▸ SET TASK: Please render the records from the line with "s2a-strike: man may" to the line with "section-heading: § 701.", both included, as a numbered list with blank lines left out. Render no other lines.
◆ ◆ ◆ ◆ ◆
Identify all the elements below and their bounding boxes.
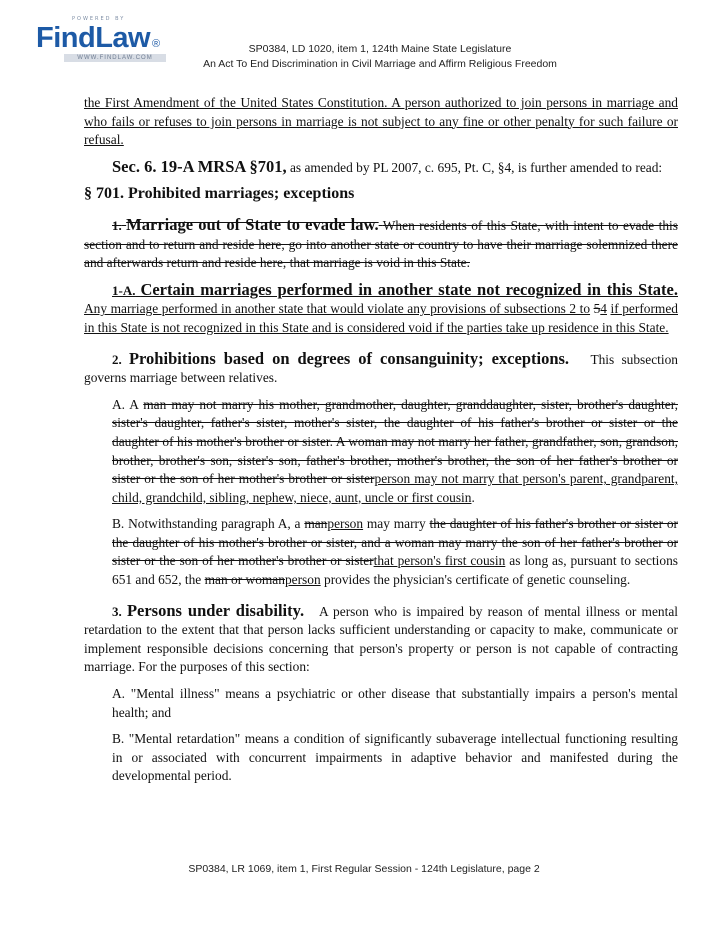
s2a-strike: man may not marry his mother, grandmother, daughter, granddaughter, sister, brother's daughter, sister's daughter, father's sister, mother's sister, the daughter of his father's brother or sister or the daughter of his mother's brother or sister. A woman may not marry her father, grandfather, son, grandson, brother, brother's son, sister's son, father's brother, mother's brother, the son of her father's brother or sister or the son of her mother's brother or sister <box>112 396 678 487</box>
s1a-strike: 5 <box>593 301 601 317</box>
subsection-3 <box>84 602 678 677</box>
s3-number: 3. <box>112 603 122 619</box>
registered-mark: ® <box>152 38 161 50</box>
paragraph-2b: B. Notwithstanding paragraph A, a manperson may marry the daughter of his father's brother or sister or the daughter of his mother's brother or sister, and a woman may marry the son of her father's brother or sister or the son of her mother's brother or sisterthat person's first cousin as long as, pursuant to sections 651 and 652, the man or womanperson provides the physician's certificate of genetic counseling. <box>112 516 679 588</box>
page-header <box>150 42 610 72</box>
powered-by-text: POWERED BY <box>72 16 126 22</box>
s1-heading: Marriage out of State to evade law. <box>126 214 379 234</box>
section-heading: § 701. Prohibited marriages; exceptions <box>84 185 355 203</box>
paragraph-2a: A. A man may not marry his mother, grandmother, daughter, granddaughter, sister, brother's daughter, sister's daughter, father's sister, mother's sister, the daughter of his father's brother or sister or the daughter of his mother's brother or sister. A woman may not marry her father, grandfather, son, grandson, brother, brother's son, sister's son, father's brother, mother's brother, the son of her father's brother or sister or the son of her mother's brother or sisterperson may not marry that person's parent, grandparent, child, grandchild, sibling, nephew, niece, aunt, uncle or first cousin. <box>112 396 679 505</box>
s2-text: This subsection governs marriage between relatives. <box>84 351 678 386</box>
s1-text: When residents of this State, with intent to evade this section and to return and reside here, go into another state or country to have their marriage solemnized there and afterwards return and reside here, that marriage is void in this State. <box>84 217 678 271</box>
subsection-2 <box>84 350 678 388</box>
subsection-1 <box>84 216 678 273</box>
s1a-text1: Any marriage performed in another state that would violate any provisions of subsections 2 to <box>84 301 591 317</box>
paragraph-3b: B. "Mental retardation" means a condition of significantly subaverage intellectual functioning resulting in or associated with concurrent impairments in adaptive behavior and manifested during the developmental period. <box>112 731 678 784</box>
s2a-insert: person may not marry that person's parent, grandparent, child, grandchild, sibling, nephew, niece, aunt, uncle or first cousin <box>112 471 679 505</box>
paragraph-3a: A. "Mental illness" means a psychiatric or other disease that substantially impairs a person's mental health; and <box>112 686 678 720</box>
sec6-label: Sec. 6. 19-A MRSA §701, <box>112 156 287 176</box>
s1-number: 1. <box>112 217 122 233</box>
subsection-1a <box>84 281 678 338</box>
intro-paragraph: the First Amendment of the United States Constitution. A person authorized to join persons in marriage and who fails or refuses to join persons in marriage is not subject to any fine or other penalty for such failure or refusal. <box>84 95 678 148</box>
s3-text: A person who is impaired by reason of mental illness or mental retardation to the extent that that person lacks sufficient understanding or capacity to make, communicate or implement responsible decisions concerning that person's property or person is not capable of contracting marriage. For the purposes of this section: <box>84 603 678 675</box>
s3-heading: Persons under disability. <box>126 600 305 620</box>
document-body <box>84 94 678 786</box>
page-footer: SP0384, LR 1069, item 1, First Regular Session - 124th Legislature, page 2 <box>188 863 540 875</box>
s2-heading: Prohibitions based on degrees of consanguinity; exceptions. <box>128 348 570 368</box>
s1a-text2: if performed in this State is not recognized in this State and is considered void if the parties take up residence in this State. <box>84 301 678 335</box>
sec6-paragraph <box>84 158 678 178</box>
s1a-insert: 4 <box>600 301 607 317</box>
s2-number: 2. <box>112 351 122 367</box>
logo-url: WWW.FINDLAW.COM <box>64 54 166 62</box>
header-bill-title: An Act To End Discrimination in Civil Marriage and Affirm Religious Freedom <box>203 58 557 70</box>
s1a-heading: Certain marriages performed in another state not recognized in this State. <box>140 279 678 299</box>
◆ ◆ ◆ ◆ ◆
▸ SOLUTION FOR THIS PROBLEM:
1. s2a-strike: man may not marry his mother, grandmother, daughter, granddaughter, sister, brother's daughter, sister's daughter, father's sister, mother's sister, the daughter of his father's brother or sister or the daughter of his mother's brother or sister. A woman may not marry her father, grandfather, son, grandson, brother, brother's son, sister's son, father's brother, mother's brother, the son of her father's brother or sister or the son of her mother's brother or sister <box>112 396 678 487</box>
2. s1a-strike: 5 <box>593 301 601 317</box>
3. subsection-3 <box>84 602 678 677</box>
4. s3-number: 3. <box>112 603 122 619</box>
5. registered-mark: ® <box>152 38 161 50</box>
6. paragraph-2b: B. Notwithstanding paragraph A, a manperson may marry the daughter of his father's brother or sister or the daughter of his mother's brother or sister, and a woman may marry the son of her father's brother or sister or the son of her mother's brother or sisterthat person's first cousin as long as, pursuant to sections 651 and 652, the man or womanperson provides the physician's certificate of genetic counseling. <box>112 516 679 588</box>
7. page-header <box>150 42 610 72</box>
8. powered-by-text: POWERED BY <box>72 16 126 22</box>
9. s1-heading: Marriage out of State to evade law. <box>126 214 379 234</box>
10. section-heading: § 701. Prohibited marriages; exceptions <box>84 185 355 203</box>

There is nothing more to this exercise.